▶ [The records]:
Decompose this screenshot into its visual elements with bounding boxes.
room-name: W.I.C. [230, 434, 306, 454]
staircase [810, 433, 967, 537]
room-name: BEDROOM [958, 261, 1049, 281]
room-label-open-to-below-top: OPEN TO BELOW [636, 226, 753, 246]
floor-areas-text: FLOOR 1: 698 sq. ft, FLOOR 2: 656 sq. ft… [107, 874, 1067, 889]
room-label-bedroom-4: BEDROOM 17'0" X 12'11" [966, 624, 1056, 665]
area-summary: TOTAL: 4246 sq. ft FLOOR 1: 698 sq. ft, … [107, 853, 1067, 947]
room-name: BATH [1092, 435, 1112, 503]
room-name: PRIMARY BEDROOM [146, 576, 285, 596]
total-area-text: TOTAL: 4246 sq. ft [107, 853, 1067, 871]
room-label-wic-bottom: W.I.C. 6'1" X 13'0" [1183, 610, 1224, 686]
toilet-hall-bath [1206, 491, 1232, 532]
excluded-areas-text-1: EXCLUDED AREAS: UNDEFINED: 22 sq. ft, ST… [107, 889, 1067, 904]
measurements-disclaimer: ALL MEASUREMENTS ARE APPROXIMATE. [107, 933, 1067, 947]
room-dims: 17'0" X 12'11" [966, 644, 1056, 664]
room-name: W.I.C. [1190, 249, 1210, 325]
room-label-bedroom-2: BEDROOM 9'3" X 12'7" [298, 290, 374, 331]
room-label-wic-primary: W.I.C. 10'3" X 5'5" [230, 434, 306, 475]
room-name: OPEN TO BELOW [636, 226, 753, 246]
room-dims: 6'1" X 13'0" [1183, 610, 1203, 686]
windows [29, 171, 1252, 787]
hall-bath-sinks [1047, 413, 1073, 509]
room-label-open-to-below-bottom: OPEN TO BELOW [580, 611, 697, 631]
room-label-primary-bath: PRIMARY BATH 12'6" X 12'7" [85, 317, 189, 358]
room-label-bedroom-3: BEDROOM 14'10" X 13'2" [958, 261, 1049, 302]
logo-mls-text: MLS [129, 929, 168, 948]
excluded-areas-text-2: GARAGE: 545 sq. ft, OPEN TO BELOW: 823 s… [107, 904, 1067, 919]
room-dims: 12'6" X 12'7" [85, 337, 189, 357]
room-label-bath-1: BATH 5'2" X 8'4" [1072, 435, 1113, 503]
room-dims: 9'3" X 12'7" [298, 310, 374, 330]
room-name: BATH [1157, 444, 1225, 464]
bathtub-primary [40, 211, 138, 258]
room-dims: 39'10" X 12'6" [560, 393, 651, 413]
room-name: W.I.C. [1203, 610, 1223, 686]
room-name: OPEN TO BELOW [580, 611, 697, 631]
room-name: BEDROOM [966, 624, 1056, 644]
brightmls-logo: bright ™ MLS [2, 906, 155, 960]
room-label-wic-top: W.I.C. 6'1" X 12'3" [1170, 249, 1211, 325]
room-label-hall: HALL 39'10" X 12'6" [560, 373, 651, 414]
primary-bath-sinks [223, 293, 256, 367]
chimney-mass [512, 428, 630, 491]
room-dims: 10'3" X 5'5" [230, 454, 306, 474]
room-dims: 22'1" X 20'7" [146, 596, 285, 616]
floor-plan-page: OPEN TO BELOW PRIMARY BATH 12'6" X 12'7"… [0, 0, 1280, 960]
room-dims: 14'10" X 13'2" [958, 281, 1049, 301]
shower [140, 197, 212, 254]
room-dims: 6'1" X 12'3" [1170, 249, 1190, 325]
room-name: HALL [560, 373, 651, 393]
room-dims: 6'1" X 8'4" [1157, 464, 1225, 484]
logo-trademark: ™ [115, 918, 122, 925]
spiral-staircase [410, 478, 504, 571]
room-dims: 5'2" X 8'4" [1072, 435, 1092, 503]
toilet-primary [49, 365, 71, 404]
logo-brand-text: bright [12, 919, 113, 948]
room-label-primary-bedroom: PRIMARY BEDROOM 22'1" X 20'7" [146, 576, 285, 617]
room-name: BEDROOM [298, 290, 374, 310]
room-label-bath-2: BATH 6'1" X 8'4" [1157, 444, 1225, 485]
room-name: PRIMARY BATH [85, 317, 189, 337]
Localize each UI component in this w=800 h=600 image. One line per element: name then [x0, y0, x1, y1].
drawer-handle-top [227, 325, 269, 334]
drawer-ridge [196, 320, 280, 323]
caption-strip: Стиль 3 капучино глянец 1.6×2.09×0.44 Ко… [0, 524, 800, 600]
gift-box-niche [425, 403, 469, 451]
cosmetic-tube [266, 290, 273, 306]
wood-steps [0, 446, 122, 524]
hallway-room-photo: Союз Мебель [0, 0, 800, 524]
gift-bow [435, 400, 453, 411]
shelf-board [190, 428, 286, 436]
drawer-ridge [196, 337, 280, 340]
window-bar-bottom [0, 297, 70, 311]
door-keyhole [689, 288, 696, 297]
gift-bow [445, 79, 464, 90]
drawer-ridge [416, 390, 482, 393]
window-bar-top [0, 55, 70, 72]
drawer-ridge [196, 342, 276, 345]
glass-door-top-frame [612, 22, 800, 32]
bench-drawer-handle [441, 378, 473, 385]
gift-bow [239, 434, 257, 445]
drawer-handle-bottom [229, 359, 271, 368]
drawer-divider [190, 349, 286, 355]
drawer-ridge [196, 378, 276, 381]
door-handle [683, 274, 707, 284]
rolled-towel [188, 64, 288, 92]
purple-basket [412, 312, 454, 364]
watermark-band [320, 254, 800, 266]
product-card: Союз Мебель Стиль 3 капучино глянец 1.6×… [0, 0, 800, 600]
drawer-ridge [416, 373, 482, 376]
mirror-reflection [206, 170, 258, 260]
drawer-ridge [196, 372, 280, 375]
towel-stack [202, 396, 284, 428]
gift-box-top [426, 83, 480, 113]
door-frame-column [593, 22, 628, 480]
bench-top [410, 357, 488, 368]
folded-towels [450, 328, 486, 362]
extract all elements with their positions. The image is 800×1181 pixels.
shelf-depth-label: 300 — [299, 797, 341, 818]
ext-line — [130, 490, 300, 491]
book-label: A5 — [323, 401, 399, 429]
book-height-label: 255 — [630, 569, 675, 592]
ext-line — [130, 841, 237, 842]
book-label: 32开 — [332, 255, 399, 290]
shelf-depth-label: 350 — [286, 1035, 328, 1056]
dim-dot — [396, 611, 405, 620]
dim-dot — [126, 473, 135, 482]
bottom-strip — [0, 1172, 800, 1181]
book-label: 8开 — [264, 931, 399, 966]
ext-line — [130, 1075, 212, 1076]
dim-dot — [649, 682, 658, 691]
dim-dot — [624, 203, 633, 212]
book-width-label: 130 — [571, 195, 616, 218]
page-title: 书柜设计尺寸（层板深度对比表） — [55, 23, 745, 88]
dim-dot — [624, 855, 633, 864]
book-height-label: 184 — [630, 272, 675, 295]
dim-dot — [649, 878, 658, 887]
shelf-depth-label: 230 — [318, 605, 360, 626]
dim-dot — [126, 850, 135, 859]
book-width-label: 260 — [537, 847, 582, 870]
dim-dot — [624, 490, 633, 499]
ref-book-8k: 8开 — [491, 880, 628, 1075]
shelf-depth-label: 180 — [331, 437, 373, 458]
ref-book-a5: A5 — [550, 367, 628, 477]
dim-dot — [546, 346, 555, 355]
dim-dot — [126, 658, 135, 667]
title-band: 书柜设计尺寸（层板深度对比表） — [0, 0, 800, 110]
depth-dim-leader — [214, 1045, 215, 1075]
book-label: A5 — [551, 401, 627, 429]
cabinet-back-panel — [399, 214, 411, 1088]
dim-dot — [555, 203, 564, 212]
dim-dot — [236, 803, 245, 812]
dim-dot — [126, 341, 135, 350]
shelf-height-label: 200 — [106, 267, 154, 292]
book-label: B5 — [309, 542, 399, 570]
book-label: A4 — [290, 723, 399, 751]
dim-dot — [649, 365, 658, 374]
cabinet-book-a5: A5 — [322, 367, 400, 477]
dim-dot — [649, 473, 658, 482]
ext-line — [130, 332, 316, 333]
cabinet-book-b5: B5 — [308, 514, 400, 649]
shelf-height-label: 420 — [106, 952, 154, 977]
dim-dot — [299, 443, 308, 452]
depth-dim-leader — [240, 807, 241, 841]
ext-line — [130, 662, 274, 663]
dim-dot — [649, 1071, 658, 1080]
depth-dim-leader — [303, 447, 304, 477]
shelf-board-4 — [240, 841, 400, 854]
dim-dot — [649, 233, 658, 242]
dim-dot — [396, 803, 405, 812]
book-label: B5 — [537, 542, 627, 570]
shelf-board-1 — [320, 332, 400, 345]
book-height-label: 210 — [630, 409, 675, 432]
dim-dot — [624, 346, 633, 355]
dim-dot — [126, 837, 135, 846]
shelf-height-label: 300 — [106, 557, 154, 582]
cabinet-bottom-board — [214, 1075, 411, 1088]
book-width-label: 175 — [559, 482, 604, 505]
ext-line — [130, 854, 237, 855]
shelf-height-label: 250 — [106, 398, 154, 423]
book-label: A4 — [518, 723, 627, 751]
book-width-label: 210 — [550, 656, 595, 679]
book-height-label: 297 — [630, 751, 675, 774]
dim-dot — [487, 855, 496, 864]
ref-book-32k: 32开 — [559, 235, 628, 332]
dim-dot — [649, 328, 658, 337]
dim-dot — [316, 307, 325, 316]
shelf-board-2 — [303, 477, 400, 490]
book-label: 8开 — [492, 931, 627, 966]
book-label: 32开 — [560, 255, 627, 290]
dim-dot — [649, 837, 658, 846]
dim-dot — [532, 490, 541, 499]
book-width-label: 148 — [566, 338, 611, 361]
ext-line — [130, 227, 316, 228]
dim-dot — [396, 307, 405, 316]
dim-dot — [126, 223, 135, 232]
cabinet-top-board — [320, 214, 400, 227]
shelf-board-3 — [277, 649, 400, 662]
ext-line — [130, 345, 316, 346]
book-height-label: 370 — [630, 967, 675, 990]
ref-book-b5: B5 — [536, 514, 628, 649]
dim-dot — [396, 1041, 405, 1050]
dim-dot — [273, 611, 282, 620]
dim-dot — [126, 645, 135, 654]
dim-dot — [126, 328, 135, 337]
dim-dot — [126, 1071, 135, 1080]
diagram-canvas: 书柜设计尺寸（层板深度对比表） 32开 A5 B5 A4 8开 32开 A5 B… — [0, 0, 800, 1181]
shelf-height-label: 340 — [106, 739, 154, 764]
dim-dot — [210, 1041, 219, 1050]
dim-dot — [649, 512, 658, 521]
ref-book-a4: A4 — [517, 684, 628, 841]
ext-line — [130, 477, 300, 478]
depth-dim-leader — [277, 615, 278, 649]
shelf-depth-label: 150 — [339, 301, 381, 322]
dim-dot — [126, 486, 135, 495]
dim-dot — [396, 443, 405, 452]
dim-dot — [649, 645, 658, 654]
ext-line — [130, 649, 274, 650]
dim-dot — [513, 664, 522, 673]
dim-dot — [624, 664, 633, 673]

▶ [Given instruction]: List as a numbered list every line from the start of the records up to and including the line with "room-name: BEDROOM [966, 624, 1056, 644]", leaving out blank lines.

▶ [Output below]:
1. Decompose this screenshot into its visual elements with bounding boxes.
2. room-name: W.I.C. [230, 434, 306, 454]
3. staircase [810, 433, 967, 537]
4. room-name: BEDROOM [958, 261, 1049, 281]
5. room-label-open-to-below-top: OPEN TO BELOW [636, 226, 753, 246]
6. floor-areas-text: FLOOR 1: 698 sq. ft, FLOOR 2: 656 sq. ft… [107, 874, 1067, 889]
7. room-label-bedroom-4: BEDROOM 17'0" X 12'11" [966, 624, 1056, 665]
8. area-summary: TOTAL: 4246 sq. ft FLOOR 1: 698 sq. ft, … [107, 853, 1067, 947]
9. room-name: BATH [1092, 435, 1112, 503]
10. room-name: PRIMARY BEDROOM [146, 576, 285, 596]
11. total-area-text: TOTAL: 4246 sq. ft [107, 853, 1067, 871]
12. room-label-wic-bottom: W.I.C. 6'1" X 13'0" [1183, 610, 1224, 686]
13. toilet-hall-bath [1206, 491, 1232, 532]
14. excluded-areas-text-1: EXCLUDED AREAS: UNDEFINED: 22 sq. ft, ST… [107, 889, 1067, 904]
15. measurements-disclaimer: ALL MEASUREMENTS ARE APPROXIMATE. [107, 933, 1067, 947]
16. room-dims: 17'0" X 12'11" [966, 644, 1056, 664]
17. room-name: W.I.C. [1190, 249, 1210, 325]
18. room-label-bedroom-2: BEDROOM 9'3" X 12'7" [298, 290, 374, 331]
19. room-label-wic-primary: W.I.C. 10'3" X 5'5" [230, 434, 306, 475]
20. room-name: OPEN TO BELOW [636, 226, 753, 246]
21. room-dims: 6'1" X 13'0" [1183, 610, 1203, 686]
22. windows [29, 171, 1252, 787]
23. hall-bath-sinks [1047, 413, 1073, 509]
24. room-label-open-to-below-bottom: OPEN TO BELOW [580, 611, 697, 631]
25. room-label-primary-bath: PRIMARY BATH 12'6" X 12'7" [85, 317, 189, 358]
26. room-label-bedroom-3: BEDROOM 14'10" X 13'2" [958, 261, 1049, 302]
27. logo-mls-text: MLS [129, 929, 168, 948]
28. excluded-areas-text-2: GARAGE: 545 sq. ft, OPEN TO BELOW: 823 s… [107, 904, 1067, 919]
29. room-dims: 12'6" X 12'7" [85, 337, 189, 357]
30. room-label-bath-1: BATH 5'2" X 8'4" [1072, 435, 1113, 503]
31. room-dims: 9'3" X 12'7" [298, 310, 374, 330]
32. room-name: BATH [1157, 444, 1225, 464]
33. bathtub-primary [40, 211, 138, 258]
34. room-dims: 39'10" X 12'6" [560, 393, 651, 413]
35. room-name: W.I.C. [1203, 610, 1223, 686]
36. room-name: OPEN TO BELOW [580, 611, 697, 631]
37. room-name: BEDROOM [966, 624, 1056, 644]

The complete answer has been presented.